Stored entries

+===+

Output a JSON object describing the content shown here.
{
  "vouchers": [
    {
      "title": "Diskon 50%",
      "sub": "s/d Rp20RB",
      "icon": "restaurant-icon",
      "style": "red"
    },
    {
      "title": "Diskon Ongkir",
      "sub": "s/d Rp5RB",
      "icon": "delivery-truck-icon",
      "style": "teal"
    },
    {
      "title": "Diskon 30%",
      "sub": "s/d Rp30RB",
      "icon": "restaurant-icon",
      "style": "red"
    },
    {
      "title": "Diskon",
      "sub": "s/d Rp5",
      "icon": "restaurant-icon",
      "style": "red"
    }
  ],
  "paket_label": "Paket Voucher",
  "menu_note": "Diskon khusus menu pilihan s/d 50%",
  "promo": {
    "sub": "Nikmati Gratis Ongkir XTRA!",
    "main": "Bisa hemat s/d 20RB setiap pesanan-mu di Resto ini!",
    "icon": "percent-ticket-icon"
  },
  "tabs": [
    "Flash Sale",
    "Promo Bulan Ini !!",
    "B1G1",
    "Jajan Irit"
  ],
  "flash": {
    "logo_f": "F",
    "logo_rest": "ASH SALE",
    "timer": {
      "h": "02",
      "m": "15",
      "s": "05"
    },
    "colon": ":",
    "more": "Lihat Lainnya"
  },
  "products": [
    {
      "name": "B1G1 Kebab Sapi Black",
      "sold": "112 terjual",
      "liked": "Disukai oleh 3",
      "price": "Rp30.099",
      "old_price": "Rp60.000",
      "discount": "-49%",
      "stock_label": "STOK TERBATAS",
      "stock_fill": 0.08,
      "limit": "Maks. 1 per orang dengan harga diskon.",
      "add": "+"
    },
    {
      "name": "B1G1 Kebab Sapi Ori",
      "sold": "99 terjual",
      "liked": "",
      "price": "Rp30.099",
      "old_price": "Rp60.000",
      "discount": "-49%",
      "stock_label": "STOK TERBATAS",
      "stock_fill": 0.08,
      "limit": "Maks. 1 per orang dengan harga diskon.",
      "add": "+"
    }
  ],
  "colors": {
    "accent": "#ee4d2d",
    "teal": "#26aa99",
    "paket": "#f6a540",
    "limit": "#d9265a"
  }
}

+===+

# Problem
All of the entries above should be written out again exactly.

# Task output
Output a JSON object describing the content shown here.
{
  "vouchers": [
    {
      "title": "Diskon 50%",
      "sub": "s/d Rp20RB",
      "icon": "restaurant-icon",
      "style": "red"
    },
    {
      "title": "Diskon Ongkir",
      "sub": "s/d Rp5RB",
      "icon": "delivery-truck-icon",
      "style": "teal"
    },
    {
      "title": "Diskon 30%",
      "sub": "s/d Rp30RB",
      "icon": "restaurant-icon",
      "style": "red"
    },
    {
      "title": "Diskon",
      "sub": "s/d Rp5",
      "icon": "restaurant-icon",
      "style": "red"
    }
  ],
  "paket_label": "Paket Voucher",
  "menu_note": "Diskon khusus menu pilihan s/d 50%",
  "promo": {
    "sub": "Nikmati Gratis Ongkir XTRA!",
    "main": "Bisa hemat s/d 20RB setiap pesanan-mu di Resto ini!",
    "icon": "percent-ticket-icon"
  },
  "tabs": [
    "Flash Sale",
    "Promo Bulan Ini !!",
    "B1G1",
    "Jajan Irit"
  ],
  "flash": {
    "logo_f": "F",
    "logo_rest": "ASH SALE",
    "timer": {
      "h": "02",
      "m": "15",
      "s": "05"
    },
    "colon": ":",
    "more": "Lihat Lainnya"
  },
  "products": [
    {
      "name": "B1G1 Kebab Sapi Black",
      "sold": "112 terjual",
      "liked": "Disukai oleh 3",
      "price": "Rp30.099",
      "old_price": "Rp60.000",
      "discount": "-49%",
      "stock_label": "STOK TERBATAS",
      "stock_fill": 0.08,
      "limit": "Maks. 1 per orang dengan harga diskon.",
      "add": "+"
    },
    {
      "name": "B1G1 Kebab Sapi Ori",
      "sold": "99 terjual",
      "liked": "",
      "price": "Rp30.099",
      "old_price": "Rp60.000",
      "discount": "-49%",
      "stock_label": "STOK TERBATAS",
      "stock_fill": 0.08,
      "limit": "Maks. 1 per orang dengan harga diskon.",
      "add": "+"
    }
  ],
  "colors": {
    "accent": "#ee4d2d",
    "teal": "#26aa99",
    "paket": "#f6a540",
    "limit": "#d9265a"
  }
}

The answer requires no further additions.